Data entries:
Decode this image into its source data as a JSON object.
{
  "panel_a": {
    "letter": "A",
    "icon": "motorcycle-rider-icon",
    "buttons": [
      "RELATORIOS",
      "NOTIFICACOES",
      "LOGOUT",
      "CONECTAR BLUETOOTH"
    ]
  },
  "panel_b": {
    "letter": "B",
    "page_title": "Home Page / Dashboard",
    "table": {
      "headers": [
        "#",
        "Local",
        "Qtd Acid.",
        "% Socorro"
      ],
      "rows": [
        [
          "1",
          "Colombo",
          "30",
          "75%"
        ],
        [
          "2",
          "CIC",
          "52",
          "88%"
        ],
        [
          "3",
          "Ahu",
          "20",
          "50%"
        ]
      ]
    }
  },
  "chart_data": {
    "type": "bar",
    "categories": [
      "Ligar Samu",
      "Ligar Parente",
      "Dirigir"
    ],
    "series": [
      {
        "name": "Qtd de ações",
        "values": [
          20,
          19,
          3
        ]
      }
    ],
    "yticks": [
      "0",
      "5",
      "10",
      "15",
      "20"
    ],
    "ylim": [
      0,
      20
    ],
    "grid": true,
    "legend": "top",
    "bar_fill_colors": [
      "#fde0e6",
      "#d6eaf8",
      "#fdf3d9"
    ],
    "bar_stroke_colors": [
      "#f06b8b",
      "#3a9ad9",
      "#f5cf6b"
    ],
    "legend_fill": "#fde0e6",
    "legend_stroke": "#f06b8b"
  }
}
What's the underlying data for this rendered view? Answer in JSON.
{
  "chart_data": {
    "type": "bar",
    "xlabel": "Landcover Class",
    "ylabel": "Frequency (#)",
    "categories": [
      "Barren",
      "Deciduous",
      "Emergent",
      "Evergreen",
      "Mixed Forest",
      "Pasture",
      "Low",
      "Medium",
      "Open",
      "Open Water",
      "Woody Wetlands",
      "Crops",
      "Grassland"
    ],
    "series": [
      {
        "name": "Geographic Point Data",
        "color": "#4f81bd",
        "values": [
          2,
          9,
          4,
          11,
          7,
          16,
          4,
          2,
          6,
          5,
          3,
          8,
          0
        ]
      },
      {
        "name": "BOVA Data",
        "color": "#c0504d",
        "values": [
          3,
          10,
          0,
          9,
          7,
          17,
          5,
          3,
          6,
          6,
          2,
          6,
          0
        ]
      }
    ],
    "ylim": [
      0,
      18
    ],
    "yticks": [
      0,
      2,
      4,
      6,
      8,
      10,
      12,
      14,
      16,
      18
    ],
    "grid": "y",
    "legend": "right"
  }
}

Stated goal: Can you reproduce all the material exactly?

Task response:
Decode this image into its source data as a JSON object.
{
  "panel_a": {
    "letter": "A",
    "icon": "motorcycle-rider-icon",
    "buttons": [
      "RELATORIOS",
      "NOTIFICACOES",
      "LOGOUT",
      "CONECTAR BLUETOOTH"
    ]
  },
  "panel_b": {
    "letter": "B",
    "page_title": "Home Page / Dashboard",
    "table": {
      "headers": [
        "#",
        "Local",
        "Qtd Acid.",
        "% Socorro"
      ],
      "rows": [
        [
          "1",
          "Colombo",
          "30",
          "75%"
        ],
        [
          "2",
          "CIC",
          "52",
          "88%"
        ],
        [
          "3",
          "Ahu",
          "20",
          "50%"
        ]
      ]
    }
  },
  "chart_data": {
    "type": "bar",
    "categories": [
      "Ligar Samu",
      "Ligar Parente",
      "Dirigir"
    ],
    "series": [
      {
        "name": "Qtd de ações",
        "values": [
          20,
          19,
          3
        ]
      }
    ],
    "yticks": [
      "0",
      "5",
      "10",
      "15",
      "20"
    ],
    "ylim": [
      0,
      20
    ],
    "grid": true,
    "legend": "top",
    "bar_fill_colors": [
      "#fde0e6",
      "#d6eaf8",
      "#fdf3d9"
    ],
    "bar_stroke_colors": [
      "#f06b8b",
      "#3a9ad9",
      "#f5cf6b"
    ],
    "legend_fill": "#fde0e6",
    "legend_stroke": "#f06b8b"
  }
}
What's the underlying data for this rendered view? Answer in JSON.
{
  "chart_data": {
    "type": "bar",
    "xlabel": "Landcover Class",
    "ylabel": "Frequency (#)",
    "categories": [
      "Barren",
      "Deciduous",
      "Emergent",
      "Evergreen",
      "Mixed Forest",
      "Pasture",
      "Low",
      "Medium",
      "Open",
      "Open Water",
      "Woody Wetlands",
      "Crops",
      "Grassland"
    ],
    "series": [
      {
        "name": "Geographic Point Data",
        "color": "#4f81bd",
        "values": [
          2,
          9,
          4,
          11,
          7,
          16,
          4,
          2,
          6,
          5,
          3,
          8,
          0
        ]
      },
      {
        "name": "BOVA Data",
        "color": "#c0504d",
        "values": [
          3,
          10,
          0,
          9,
          7,
          17,
          5,
          3,
          6,
          6,
          2,
          6,
          0
        ]
      }
    ],
    "ylim": [
      0,
      18
    ],
    "yticks": [
      0,
      2,
      4,
      6,
      8,
      10,
      12,
      14,
      16,
      18
    ],
    "grid": "y",
    "legend": "right"
  }
}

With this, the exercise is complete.